**Exercise aim**
Here are some records; quote them exactly, leaving out the pictures.

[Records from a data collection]
_____
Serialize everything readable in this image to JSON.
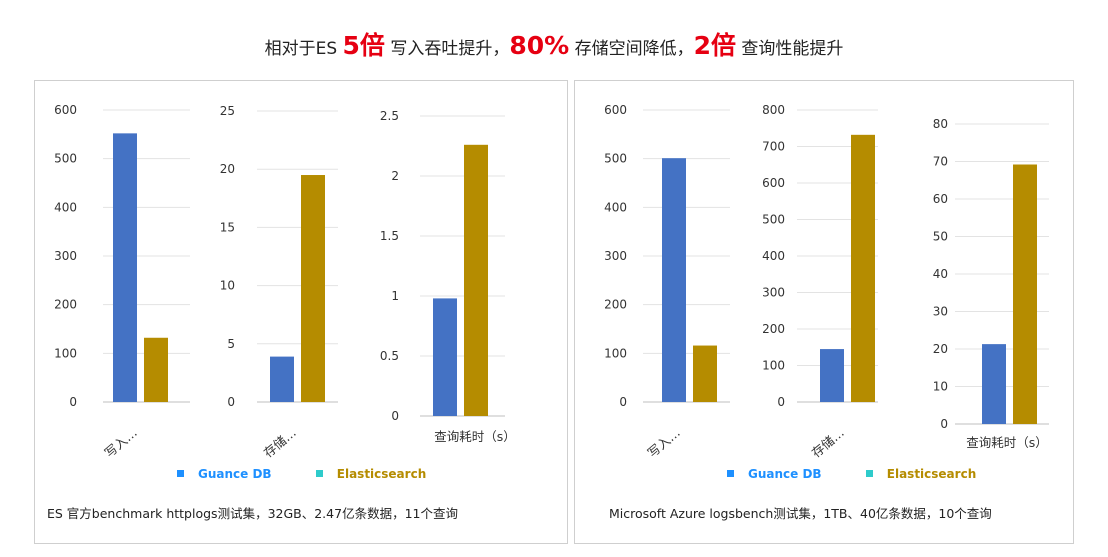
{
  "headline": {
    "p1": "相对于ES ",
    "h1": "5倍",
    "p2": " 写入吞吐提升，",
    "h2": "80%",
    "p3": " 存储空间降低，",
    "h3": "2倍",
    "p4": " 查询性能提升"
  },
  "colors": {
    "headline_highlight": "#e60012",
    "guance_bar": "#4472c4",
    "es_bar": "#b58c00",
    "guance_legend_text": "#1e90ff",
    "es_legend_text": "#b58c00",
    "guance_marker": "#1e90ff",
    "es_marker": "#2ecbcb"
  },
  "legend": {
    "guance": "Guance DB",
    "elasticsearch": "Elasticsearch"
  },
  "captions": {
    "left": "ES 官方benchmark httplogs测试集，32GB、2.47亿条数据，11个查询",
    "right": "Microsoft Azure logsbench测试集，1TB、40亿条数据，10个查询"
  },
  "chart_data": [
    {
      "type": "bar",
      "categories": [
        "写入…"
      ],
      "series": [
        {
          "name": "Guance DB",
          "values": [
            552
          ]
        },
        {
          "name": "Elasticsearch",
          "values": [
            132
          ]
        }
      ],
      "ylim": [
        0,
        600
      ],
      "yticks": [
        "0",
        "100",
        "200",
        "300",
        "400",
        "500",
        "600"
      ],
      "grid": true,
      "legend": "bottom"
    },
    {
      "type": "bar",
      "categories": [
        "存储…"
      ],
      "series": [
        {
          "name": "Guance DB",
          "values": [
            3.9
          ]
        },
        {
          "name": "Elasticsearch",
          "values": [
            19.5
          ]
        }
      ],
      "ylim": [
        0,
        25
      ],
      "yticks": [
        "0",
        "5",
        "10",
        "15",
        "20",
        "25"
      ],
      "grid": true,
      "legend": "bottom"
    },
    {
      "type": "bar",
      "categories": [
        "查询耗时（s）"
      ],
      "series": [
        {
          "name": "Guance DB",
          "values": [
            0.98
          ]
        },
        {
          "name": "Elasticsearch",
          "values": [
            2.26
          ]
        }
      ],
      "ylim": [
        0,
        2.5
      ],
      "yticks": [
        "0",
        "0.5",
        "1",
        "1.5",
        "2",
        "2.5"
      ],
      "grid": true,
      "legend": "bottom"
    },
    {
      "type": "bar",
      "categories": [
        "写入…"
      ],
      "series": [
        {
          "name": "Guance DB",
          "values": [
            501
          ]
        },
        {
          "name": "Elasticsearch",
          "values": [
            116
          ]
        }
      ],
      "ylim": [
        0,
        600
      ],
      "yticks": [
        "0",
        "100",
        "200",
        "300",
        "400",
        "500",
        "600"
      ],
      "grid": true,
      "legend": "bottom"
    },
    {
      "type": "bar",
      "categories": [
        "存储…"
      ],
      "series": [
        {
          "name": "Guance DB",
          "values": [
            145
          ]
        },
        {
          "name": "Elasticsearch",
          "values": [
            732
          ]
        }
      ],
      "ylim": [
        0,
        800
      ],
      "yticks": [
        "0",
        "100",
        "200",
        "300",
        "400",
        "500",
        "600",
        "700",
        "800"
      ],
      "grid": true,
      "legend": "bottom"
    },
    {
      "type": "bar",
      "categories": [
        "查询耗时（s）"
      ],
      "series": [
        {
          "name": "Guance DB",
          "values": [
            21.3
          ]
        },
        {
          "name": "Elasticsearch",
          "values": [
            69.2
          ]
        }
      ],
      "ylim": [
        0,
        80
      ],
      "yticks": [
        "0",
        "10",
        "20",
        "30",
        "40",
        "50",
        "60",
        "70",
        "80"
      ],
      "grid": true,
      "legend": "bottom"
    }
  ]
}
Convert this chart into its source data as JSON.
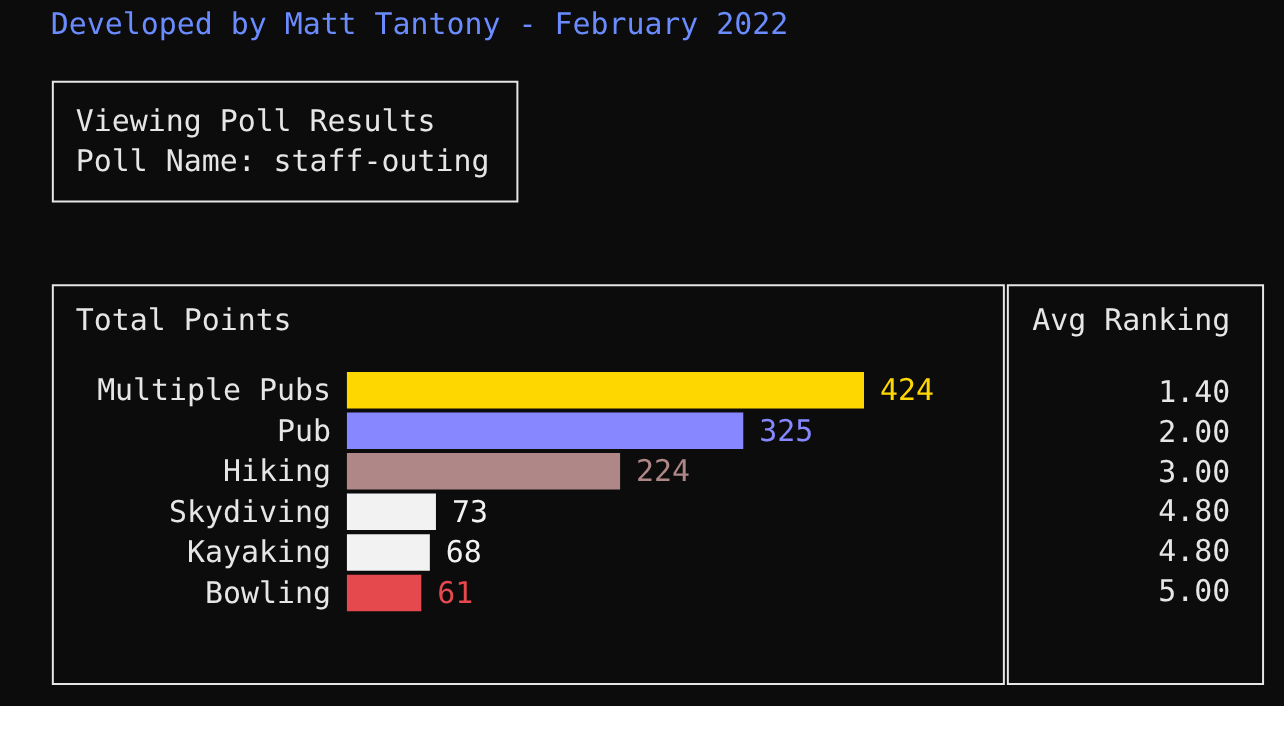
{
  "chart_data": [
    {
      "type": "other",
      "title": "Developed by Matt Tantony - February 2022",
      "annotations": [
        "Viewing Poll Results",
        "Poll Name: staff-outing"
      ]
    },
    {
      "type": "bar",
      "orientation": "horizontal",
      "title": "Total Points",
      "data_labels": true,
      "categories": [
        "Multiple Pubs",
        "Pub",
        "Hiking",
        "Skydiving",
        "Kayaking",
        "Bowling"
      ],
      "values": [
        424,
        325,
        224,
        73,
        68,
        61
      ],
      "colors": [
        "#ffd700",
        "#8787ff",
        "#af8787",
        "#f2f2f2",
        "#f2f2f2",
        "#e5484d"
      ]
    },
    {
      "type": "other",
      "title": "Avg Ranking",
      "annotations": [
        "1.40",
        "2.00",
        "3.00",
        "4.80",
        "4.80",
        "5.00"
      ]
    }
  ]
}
_____
**Solution for this task**
Serialize everything readable in this image to JSON.
{
  "headline": {
    "p1": "相对于ES ",
    "h1": "5倍",
    "p2": " 写入吞吐提升，",
    "h2": "80%",
    "p3": " 存储空间降低，",
    "h3": "2倍",
    "p4": " 查询性能提升"
  },
  "colors": {
    "headline_highlight": "#e60012",
    "guance_bar": "#4472c4",
    "es_bar": "#b58c00",
    "guance_legend_text": "#1e90ff",
    "es_legend_text": "#b58c00",
    "guance_marker": "#1e90ff",
    "es_marker": "#2ecbcb"
  },
  "legend": {
    "guance": "Guance DB",
    "elasticsearch": "Elasticsearch"
  },
  "captions": {
    "left": "ES 官方benchmark httplogs测试集，32GB、2.47亿条数据，11个查询",
    "right": "Microsoft Azure logsbench测试集，1TB、40亿条数据，10个查询"
  },
  "chart_data": [
    {
      "type": "bar",
      "categories": [
        "写入…"
      ],
      "series": [
        {
          "name": "Guance DB",
          "values": [
            552
          ]
        },
        {
          "name": "Elasticsearch",
          "values": [
            132
          ]
        }
      ],
      "ylim": [
        0,
        600
      ],
      "yticks": [
        "0",
        "100",
        "200",
        "300",
        "400",
        "500",
        "600"
      ],
      "grid": true,
      "legend": "bottom"
    },
    {
      "type": "bar",
      "categories": [
        "存储…"
      ],
      "series": [
        {
          "name": "Guance DB",
          "values": [
            3.9
          ]
        },
        {
          "name": "Elasticsearch",
          "values": [
            19.5
          ]
        }
      ],
      "ylim": [
        0,
        25
      ],
      "yticks": [
        "0",
        "5",
        "10",
        "15",
        "20",
        "25"
      ],
      "grid": true,
      "legend": "bottom"
    },
    {
      "type": "bar",
      "categories": [
        "查询耗时（s）"
      ],
      "series": [
        {
          "name": "Guance DB",
          "values": [
            0.98
          ]
        },
        {
          "name": "Elasticsearch",
          "values": [
            2.26
          ]
        }
      ],
      "ylim": [
        0,
        2.5
      ],
      "yticks": [
        "0",
        "0.5",
        "1",
        "1.5",
        "2",
        "2.5"
      ],
      "grid": true,
      "legend": "bottom"
    },
    {
      "type": "bar",
      "categories": [
        "写入…"
      ],
      "series": [
        {
          "name": "Guance DB",
          "values": [
            501
          ]
        },
        {
          "name": "Elasticsearch",
          "values": [
            116
          ]
        }
      ],
      "ylim": [
        0,
        600
      ],
      "yticks": [
        "0",
        "100",
        "200",
        "300",
        "400",
        "500",
        "600"
      ],
      "grid": true,
      "legend": "bottom"
    },
    {
      "type": "bar",
      "categories": [
        "存储…"
      ],
      "series": [
        {
          "name": "Guance DB",
          "values": [
            145
          ]
        },
        {
          "name": "Elasticsearch",
          "values": [
            732
          ]
        }
      ],
      "ylim": [
        0,
        800
      ],
      "yticks": [
        "0",
        "100",
        "200",
        "300",
        "400",
        "500",
        "600",
        "700",
        "800"
      ],
      "grid": true,
      "legend": "bottom"
    },
    {
      "type": "bar",
      "categories": [
        "查询耗时（s）"
      ],
      "series": [
        {
          "name": "Guance DB",
          "values": [
            21.3
          ]
        },
        {
          "name": "Elasticsearch",
          "values": [
            69.2
          ]
        }
      ],
      "ylim": [
        0,
        80
      ],
      "yticks": [
        "0",
        "10",
        "20",
        "30",
        "40",
        "50",
        "60",
        "70",
        "80"
      ],
      "grid": true,
      "legend": "bottom"
    }
  ]
}
Convert this chart into its source data as JSON.
{
  "chart_data": [
    {
      "type": "other",
      "title": "Developed by Matt Tantony - February 2022",
      "annotations": [
        "Viewing Poll Results",
        "Poll Name: staff-outing"
      ]
    },
    {
      "type": "bar",
      "orientation": "horizontal",
      "title": "Total Points",
      "data_labels": true,
      "categories": [
        "Multiple Pubs",
        "Pub",
        "Hiking",
        "Skydiving",
        "Kayaking",
        "Bowling"
      ],
      "values": [
        424,
        325,
        224,
        73,
        68,
        61
      ],
      "colors": [
        "#ffd700",
        "#8787ff",
        "#af8787",
        "#f2f2f2",
        "#f2f2f2",
        "#e5484d"
      ]
    },
    {
      "type": "other",
      "title": "Avg Ranking",
      "annotations": [
        "1.40",
        "2.00",
        "3.00",
        "4.80",
        "4.80",
        "5.00"
      ]
    }
  ]
}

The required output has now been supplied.